What to produce: Each line that holds the word "https" is to be identified and copied.
-- Start Items --
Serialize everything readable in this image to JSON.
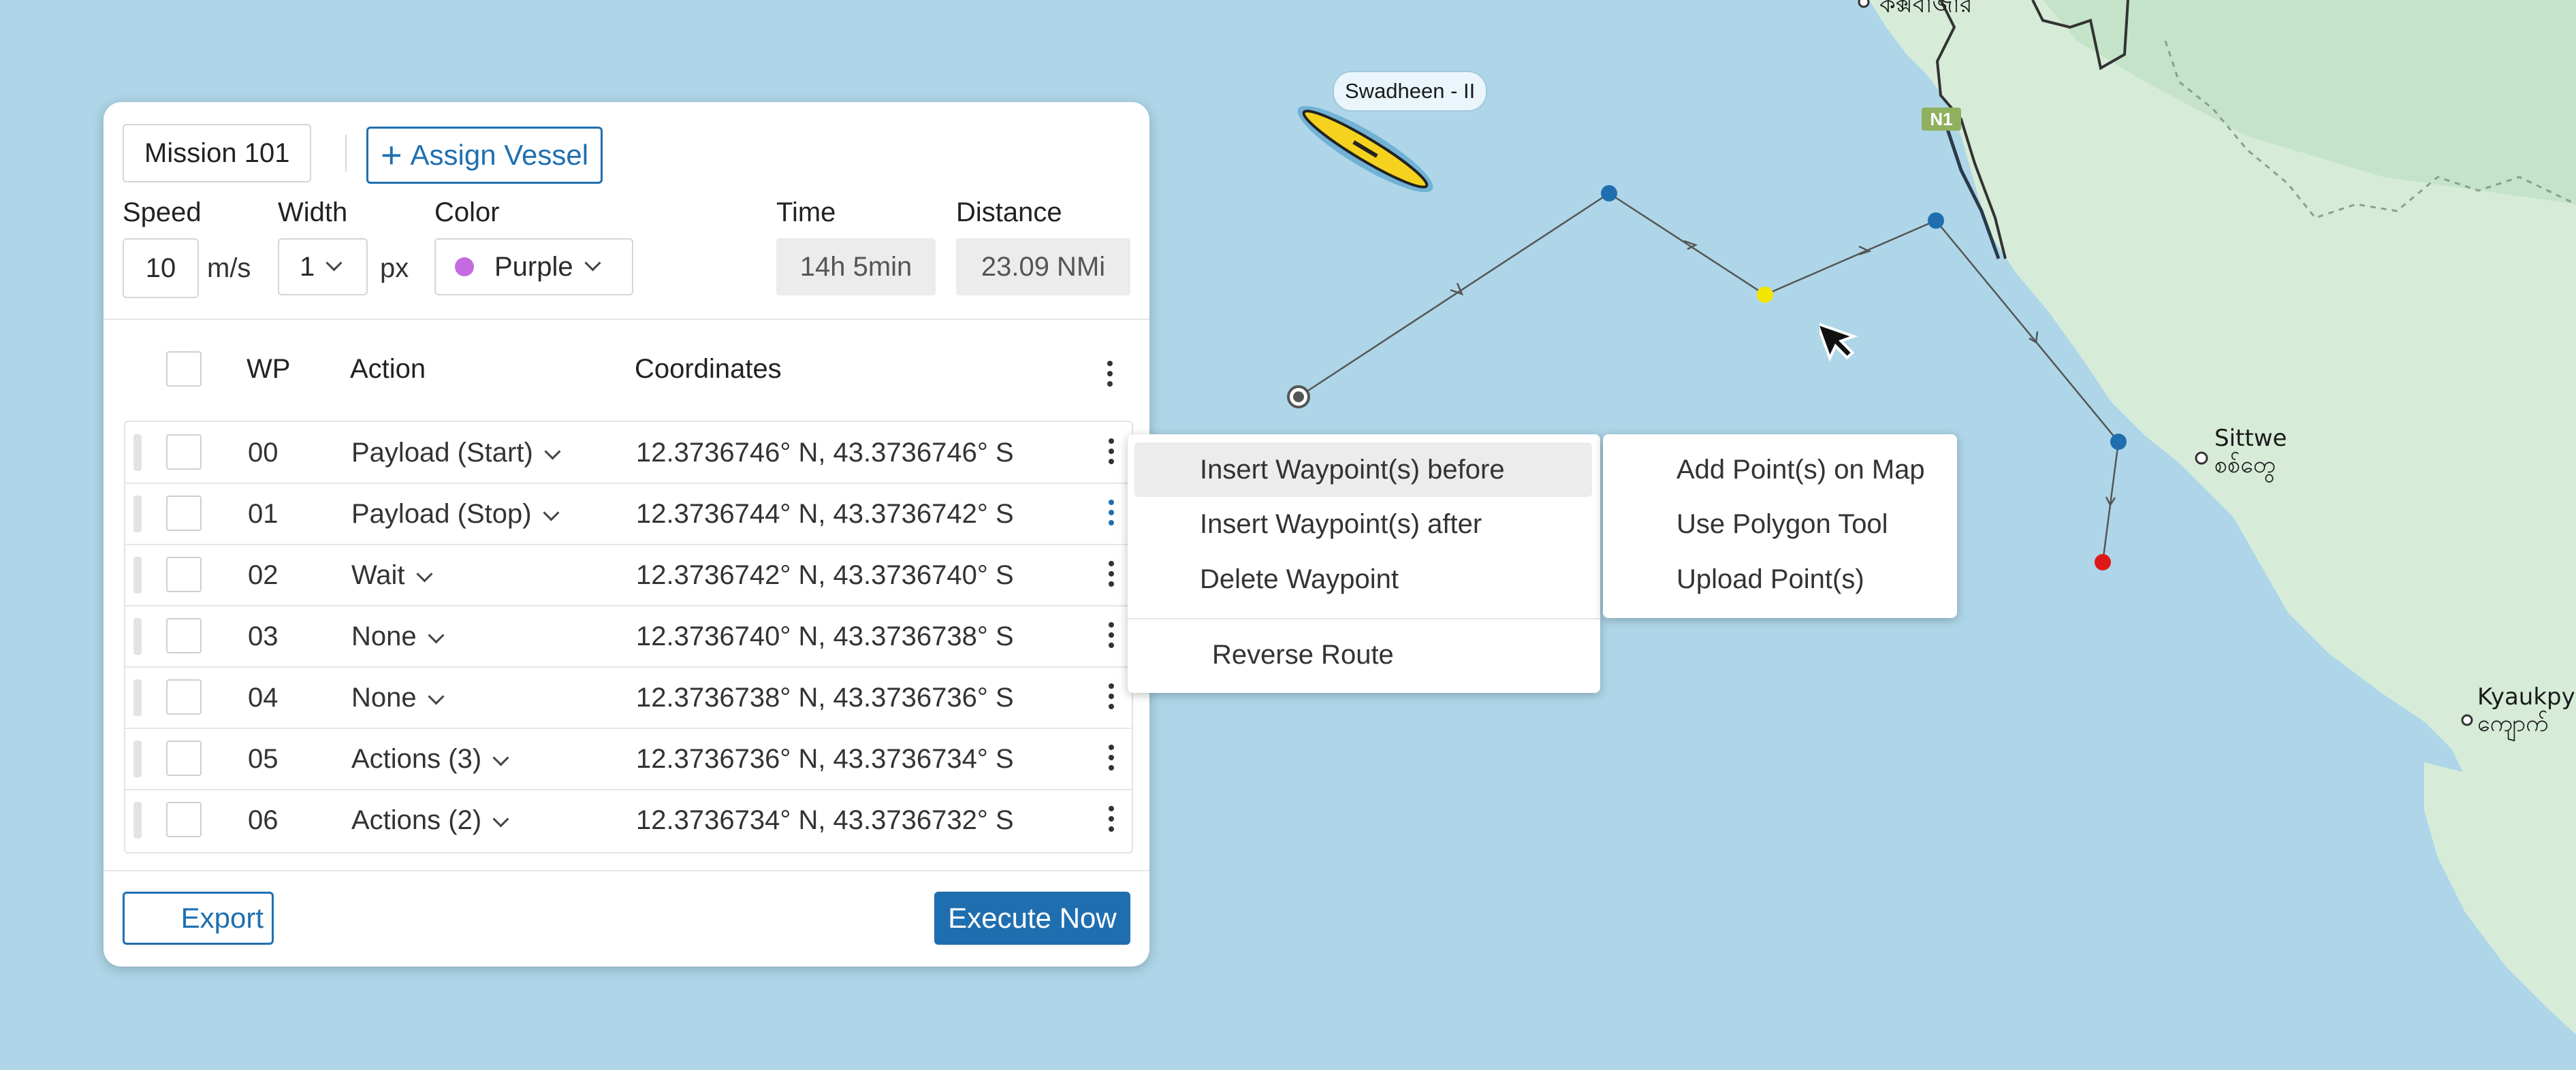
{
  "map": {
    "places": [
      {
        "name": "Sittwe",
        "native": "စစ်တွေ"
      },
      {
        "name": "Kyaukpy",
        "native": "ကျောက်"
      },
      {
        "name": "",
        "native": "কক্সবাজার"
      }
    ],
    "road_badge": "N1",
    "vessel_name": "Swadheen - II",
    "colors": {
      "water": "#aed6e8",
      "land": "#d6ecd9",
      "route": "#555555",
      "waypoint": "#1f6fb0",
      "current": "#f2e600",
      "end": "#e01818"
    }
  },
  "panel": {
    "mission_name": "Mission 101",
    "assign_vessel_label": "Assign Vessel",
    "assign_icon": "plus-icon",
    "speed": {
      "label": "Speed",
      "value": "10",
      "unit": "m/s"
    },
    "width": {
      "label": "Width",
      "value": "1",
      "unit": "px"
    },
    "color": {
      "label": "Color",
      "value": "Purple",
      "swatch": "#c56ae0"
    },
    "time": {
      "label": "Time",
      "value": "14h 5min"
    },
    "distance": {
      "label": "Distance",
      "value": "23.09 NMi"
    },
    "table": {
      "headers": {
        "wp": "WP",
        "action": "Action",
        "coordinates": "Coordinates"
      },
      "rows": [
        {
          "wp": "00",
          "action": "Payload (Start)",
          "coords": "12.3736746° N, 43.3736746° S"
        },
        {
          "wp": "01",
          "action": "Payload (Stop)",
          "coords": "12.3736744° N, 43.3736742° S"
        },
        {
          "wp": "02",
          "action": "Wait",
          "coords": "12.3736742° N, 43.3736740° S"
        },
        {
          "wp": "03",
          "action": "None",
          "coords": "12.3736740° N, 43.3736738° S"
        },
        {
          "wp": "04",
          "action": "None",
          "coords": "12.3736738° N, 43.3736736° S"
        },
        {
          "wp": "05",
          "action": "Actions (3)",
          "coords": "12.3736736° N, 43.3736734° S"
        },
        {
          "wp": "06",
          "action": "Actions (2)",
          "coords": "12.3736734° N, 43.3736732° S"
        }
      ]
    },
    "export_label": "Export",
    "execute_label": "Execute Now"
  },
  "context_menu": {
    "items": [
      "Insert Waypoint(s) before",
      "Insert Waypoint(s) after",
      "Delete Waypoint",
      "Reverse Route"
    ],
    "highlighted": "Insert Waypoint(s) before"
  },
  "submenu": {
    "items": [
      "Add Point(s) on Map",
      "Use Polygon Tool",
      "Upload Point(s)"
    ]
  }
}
-- End Items --
-- Start Items --
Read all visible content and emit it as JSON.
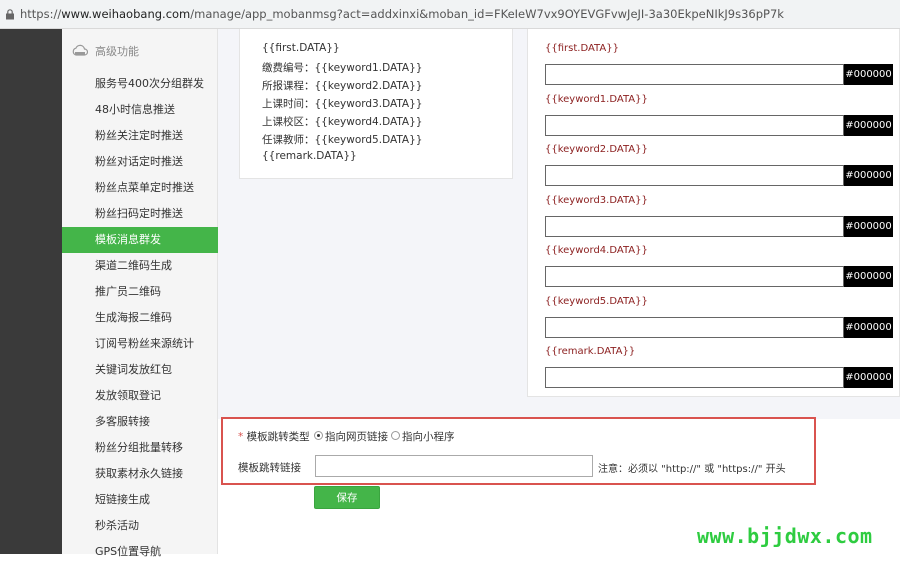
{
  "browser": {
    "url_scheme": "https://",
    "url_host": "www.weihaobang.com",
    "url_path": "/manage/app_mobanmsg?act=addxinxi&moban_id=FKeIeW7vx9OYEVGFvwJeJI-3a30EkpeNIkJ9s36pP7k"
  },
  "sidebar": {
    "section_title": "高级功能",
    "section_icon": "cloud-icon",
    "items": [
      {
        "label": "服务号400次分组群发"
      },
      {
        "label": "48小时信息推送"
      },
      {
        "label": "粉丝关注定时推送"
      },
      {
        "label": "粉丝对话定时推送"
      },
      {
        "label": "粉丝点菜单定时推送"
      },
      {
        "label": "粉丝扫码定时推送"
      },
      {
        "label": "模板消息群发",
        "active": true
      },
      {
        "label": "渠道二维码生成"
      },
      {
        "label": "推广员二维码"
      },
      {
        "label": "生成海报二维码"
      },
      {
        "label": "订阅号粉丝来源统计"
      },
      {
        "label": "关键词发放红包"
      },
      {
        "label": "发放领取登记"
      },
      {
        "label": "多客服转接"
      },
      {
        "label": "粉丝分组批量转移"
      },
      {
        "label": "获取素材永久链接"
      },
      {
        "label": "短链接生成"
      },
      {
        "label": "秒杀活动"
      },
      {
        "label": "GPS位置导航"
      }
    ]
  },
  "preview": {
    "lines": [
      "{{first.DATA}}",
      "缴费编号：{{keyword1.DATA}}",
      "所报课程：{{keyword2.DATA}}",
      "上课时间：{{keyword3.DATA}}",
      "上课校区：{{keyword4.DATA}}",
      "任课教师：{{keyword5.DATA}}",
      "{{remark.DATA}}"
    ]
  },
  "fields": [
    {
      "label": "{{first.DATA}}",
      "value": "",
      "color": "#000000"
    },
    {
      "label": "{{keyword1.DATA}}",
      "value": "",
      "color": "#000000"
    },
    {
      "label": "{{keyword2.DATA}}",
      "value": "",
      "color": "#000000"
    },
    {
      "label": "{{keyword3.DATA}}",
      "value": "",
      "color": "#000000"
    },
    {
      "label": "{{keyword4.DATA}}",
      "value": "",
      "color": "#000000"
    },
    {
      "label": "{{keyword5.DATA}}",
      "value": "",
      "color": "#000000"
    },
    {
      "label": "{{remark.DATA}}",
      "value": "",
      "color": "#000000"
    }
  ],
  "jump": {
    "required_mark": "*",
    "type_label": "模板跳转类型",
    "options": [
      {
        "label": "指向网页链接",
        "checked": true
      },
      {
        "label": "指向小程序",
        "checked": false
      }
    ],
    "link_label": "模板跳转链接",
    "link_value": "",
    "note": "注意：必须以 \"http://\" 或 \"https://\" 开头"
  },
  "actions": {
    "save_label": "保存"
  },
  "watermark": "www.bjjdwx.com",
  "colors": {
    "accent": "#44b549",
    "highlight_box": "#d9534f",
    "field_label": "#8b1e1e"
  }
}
-- End Items --
Task result:
    "url_scheme": "https://",
    "note": "注意：必须以 \"http://\" 或 \"https://\" 开头"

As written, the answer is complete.